===== Excerpted records =====

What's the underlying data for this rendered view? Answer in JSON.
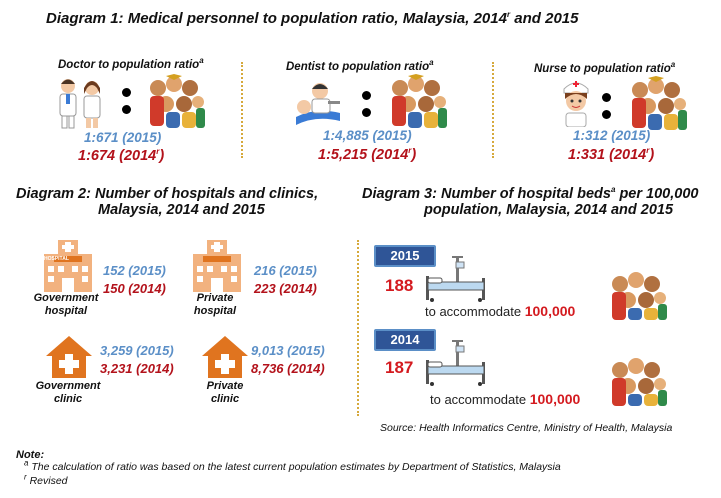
{
  "diagram1": {
    "title": "Diagram 1: Medical personnel to population ratio, Malaysia, 2014",
    "title_sup": "r",
    "title_tail": " and 2015",
    "items": [
      {
        "label": "Doctor to population ratio",
        "sup": "a",
        "value_2015": "1:671 (2015)",
        "value_2014": "1:674 (2014",
        "sup_r": "r",
        "close": ")"
      },
      {
        "label": "Dentist to population ratio",
        "sup": "a",
        "value_2015": "1:4,885 (2015)",
        "value_2014": "1:5,215 (2014",
        "sup_r": "r",
        "close": ")"
      },
      {
        "label": "Nurse to population  ratio",
        "sup": "a",
        "value_2015": "1:312 (2015)",
        "value_2014": "1:331 (2014",
        "sup_r": "r",
        "close": ")"
      }
    ]
  },
  "diagram2": {
    "title_line1": "Diagram 2: Number of hospitals and clinics,",
    "title_line2": "Malaysia, 2014 and 2015",
    "govt_hospital": {
      "label1": "Government",
      "label2": "hospital",
      "v2015": "152 (2015)",
      "v2014": "150 (2014)"
    },
    "private_hospital": {
      "label1": "Private",
      "label2": "hospital",
      "v2015": "216 (2015)",
      "v2014": "223 (2014)"
    },
    "govt_clinic": {
      "label1": "Government",
      "label2": "clinic",
      "v2015": "3,259 (2015)",
      "v2014": "3,231 (2014)"
    },
    "private_clinic": {
      "label1": "Private",
      "label2": "clinic",
      "v2015": "9,013 (2015)",
      "v2014": "8,736 (2014)"
    },
    "hospital_sign": "HOSPITAL"
  },
  "diagram3": {
    "title_line1a": "Diagram 3: Number of hospital beds",
    "title_sup": "a",
    "title_line1b": " per 100,000",
    "title_line2": "population, Malaysia, 2014 and 2015",
    "rows": [
      {
        "year": "2015",
        "beds": "188",
        "text": "to accommodate",
        "pop": "100,000"
      },
      {
        "year": "2014",
        "beds": "187",
        "text": "to accommodate",
        "pop": "100,000"
      }
    ]
  },
  "source": "Source: Health Informatics Centre, Ministry of Health, Malaysia",
  "notes": {
    "heading": "Note:",
    "a_mark": "a",
    "a_text": " The calculation of ratio was based on the latest current population estimates by Department of Statistics, Malaysia",
    "r_mark": "r",
    "r_text": " Revised"
  },
  "colors": {
    "blue": "#5b8fc7",
    "red": "#b3121b",
    "accent_red": "#d41a1f",
    "year_box": "#2f5597",
    "divider": "#d6a93c",
    "building": "#f2b27f",
    "clinic": "#e0741f"
  },
  "icons": [
    "doctors-icon",
    "dentist-icon",
    "nurse-icon",
    "crowd-icon",
    "hospital-building-icon",
    "clinic-house-icon",
    "hospital-bed-icon"
  ]
}
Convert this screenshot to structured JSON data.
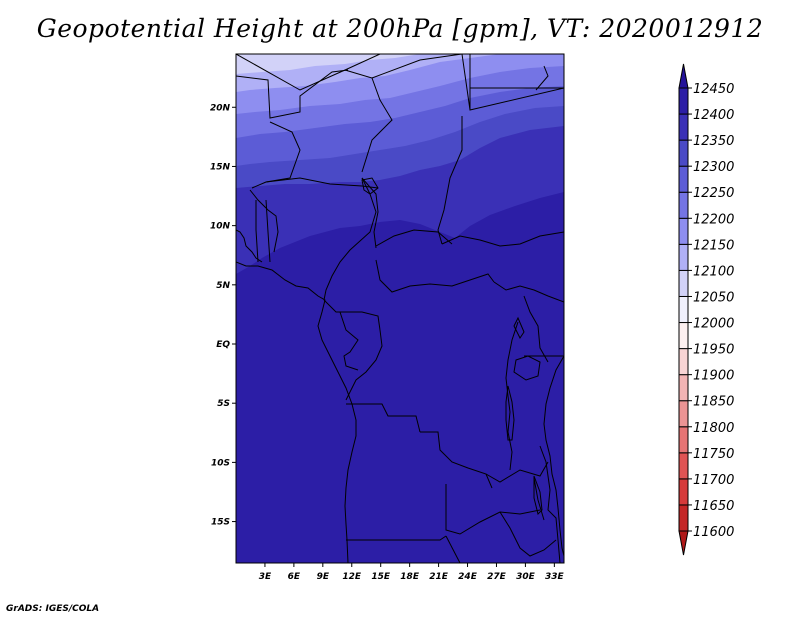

=====

- _Instruction_:
List all lines from the entries that include the word "data".

- _Exercise answer_:
What's the underlying data for this rendered view? Answer in JSON.
Convert this screenshot to structured JSON data.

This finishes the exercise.